Copy out all lines in the data below containing the string "screenshot".
○ ○ ○ ○ ○
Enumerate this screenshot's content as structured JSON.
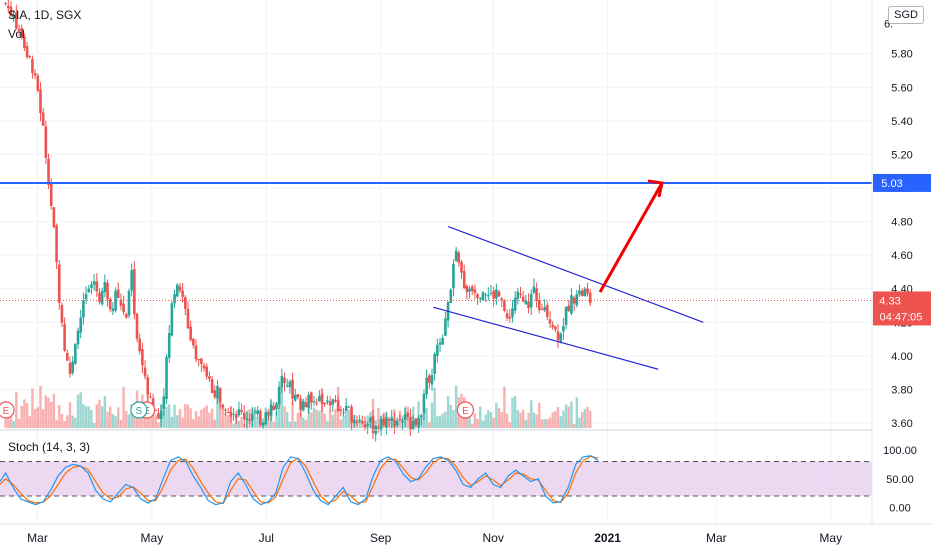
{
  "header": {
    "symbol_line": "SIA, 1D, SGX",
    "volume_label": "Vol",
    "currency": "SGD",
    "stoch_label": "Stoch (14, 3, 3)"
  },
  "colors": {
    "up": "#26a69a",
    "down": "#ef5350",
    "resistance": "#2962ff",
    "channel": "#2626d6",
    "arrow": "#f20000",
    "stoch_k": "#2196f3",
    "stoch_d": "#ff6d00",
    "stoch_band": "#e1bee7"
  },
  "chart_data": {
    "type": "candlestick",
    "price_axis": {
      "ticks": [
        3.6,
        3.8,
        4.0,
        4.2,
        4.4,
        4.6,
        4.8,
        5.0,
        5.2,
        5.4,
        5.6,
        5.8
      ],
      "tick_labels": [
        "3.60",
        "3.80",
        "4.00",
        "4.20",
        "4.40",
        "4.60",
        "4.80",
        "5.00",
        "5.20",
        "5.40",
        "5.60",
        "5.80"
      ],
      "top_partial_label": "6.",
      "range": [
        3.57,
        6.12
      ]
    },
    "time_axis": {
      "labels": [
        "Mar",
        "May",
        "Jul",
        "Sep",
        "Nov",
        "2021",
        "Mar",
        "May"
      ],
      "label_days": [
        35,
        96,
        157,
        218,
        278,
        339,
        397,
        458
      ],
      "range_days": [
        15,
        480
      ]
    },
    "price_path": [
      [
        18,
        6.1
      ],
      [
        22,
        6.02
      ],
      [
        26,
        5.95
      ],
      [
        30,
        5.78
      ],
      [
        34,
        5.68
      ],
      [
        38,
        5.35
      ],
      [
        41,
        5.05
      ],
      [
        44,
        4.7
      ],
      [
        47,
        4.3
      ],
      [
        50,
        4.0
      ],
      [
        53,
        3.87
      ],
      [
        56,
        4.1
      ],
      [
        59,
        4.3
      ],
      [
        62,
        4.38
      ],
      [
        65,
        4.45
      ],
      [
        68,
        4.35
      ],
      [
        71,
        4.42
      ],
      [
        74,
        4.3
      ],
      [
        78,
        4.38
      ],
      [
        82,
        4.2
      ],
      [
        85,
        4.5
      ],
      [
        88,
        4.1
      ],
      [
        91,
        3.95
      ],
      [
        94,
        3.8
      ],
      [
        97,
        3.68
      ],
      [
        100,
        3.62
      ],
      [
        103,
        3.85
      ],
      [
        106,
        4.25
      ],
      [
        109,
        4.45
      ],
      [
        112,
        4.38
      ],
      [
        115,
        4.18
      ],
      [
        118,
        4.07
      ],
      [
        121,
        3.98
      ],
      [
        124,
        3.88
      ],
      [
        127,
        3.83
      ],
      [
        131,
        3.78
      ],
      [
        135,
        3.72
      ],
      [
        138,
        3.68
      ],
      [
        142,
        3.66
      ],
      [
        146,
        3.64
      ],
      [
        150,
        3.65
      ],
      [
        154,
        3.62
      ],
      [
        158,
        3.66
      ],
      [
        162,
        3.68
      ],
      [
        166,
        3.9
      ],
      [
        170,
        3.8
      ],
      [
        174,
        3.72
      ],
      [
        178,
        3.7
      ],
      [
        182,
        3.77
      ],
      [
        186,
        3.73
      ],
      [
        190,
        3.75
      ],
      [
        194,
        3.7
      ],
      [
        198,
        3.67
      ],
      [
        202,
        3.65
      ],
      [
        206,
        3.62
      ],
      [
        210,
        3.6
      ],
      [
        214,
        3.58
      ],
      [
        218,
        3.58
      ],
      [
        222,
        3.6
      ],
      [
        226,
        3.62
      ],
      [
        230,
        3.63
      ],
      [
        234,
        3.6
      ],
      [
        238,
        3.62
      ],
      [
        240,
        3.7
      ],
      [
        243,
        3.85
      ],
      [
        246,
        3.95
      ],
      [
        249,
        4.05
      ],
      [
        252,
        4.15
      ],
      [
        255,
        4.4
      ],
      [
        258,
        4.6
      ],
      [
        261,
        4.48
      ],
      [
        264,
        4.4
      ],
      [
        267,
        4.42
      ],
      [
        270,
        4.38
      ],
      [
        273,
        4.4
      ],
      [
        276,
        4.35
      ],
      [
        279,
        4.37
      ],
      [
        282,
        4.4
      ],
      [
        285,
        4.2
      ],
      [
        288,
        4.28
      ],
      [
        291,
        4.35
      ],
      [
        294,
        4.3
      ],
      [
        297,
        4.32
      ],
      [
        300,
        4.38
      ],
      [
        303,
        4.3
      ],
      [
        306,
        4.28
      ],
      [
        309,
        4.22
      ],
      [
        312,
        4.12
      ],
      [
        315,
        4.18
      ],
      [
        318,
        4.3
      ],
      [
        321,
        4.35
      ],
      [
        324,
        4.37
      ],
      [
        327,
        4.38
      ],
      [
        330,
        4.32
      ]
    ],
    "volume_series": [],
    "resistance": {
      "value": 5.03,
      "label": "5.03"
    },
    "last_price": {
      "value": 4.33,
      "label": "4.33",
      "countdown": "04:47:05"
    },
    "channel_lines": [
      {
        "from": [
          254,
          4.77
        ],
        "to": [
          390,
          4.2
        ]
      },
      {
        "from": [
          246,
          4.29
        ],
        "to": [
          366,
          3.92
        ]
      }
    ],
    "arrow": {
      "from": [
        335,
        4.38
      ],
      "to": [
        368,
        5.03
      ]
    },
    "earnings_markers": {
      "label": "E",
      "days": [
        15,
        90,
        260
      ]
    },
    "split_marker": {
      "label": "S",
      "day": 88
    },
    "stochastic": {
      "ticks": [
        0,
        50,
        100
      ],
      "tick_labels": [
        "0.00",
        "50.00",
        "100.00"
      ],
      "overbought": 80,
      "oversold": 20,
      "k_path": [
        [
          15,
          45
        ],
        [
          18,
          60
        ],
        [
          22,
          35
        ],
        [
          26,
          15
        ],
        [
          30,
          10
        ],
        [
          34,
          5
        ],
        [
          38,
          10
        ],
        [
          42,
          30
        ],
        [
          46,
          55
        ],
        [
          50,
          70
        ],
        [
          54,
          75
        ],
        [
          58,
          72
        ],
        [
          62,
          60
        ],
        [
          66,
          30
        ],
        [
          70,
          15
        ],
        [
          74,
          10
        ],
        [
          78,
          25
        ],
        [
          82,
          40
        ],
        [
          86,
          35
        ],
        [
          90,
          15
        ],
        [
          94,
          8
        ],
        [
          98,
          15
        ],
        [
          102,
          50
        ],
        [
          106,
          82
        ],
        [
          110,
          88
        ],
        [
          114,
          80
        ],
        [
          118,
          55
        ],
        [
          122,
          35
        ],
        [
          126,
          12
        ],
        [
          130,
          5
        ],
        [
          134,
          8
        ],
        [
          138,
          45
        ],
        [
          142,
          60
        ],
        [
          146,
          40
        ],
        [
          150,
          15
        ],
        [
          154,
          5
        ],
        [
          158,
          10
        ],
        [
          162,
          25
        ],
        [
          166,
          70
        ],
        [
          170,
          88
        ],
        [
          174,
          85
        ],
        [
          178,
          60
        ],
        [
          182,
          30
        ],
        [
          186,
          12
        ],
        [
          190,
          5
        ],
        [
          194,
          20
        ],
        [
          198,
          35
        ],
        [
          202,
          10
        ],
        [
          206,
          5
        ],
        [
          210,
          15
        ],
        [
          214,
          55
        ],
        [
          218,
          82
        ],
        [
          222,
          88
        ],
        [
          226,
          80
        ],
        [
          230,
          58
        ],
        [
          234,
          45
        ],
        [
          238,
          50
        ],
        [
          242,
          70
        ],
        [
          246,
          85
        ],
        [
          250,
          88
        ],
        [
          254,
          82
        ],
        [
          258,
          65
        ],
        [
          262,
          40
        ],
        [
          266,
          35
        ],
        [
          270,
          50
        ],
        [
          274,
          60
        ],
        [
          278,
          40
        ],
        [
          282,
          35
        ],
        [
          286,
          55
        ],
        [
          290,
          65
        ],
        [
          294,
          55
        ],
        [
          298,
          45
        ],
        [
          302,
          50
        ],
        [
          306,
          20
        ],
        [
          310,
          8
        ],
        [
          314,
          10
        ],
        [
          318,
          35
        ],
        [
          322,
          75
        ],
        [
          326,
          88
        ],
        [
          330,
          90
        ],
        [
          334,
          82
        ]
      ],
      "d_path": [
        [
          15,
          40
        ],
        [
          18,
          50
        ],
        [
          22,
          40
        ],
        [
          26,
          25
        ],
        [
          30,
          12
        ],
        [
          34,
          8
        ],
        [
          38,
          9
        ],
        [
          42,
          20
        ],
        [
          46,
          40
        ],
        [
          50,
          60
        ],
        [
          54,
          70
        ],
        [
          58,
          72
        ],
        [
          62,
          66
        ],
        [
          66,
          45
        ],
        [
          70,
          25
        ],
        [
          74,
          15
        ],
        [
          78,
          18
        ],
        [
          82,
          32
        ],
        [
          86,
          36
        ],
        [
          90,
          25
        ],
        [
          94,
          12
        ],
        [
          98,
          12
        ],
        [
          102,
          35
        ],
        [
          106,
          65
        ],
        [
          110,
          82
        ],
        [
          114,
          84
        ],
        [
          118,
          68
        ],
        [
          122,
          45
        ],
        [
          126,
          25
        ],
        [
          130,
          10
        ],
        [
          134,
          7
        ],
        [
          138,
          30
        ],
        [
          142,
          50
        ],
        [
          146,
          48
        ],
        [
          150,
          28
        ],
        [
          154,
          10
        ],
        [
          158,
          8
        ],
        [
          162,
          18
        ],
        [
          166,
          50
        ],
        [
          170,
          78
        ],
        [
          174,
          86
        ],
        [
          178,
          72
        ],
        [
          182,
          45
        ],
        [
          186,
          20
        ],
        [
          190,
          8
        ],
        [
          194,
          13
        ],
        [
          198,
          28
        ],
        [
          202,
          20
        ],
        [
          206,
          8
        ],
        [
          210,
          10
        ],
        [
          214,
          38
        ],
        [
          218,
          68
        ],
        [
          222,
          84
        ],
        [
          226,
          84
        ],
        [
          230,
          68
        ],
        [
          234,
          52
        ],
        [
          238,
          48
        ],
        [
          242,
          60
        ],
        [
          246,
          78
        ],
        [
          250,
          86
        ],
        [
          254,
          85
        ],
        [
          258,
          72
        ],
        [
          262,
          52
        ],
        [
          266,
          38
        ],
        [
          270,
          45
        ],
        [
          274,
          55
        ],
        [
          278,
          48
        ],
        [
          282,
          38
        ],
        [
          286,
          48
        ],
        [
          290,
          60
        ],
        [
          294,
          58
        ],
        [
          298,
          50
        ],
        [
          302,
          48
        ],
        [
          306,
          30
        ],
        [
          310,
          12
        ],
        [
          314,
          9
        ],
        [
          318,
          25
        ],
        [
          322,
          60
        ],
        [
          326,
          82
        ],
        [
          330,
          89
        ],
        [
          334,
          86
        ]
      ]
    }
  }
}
○ ○ ○ ○ ○
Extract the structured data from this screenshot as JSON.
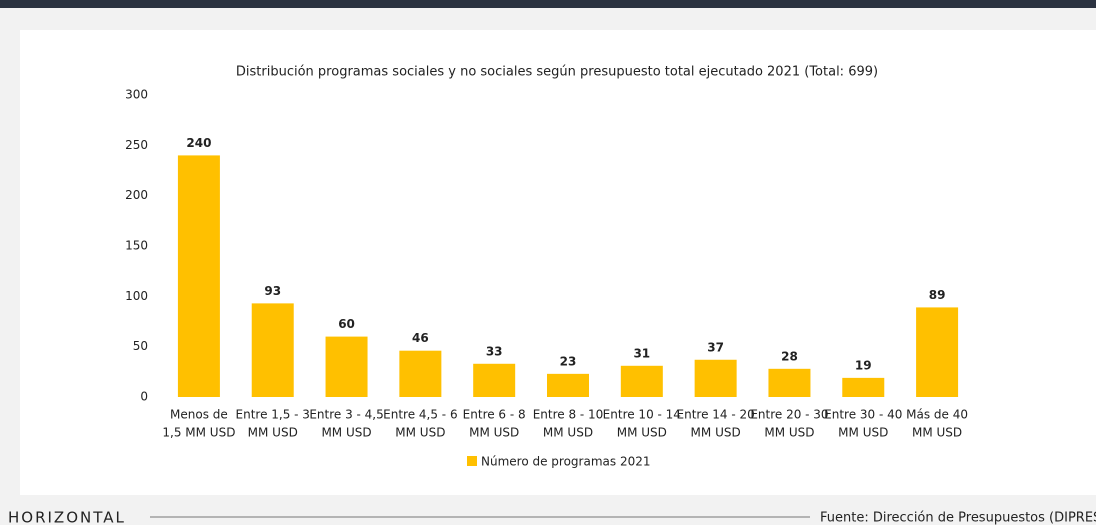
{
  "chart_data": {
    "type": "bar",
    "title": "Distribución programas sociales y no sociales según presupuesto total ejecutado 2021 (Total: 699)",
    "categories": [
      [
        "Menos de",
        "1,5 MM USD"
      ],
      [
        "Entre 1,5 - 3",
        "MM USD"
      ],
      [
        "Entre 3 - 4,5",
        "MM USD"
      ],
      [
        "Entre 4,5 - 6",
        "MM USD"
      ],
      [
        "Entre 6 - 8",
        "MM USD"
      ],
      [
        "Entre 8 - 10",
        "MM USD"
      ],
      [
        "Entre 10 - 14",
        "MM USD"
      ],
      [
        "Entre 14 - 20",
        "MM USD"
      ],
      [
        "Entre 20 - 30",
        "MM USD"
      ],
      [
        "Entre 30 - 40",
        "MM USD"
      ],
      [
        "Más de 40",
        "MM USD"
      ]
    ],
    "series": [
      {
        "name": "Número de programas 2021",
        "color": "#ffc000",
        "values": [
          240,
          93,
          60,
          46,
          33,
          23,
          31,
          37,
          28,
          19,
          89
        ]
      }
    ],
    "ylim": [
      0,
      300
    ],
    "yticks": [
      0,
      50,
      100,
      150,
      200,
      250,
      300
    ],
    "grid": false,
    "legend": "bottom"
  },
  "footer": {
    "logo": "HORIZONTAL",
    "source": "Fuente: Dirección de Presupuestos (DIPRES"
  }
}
○ ○ ○ ○ ○
■ OUTPUT OF THE EXERCISE ■
Enumerate this screenshot's content as structured JSON.
Extract the structured data from this screenshot as JSON.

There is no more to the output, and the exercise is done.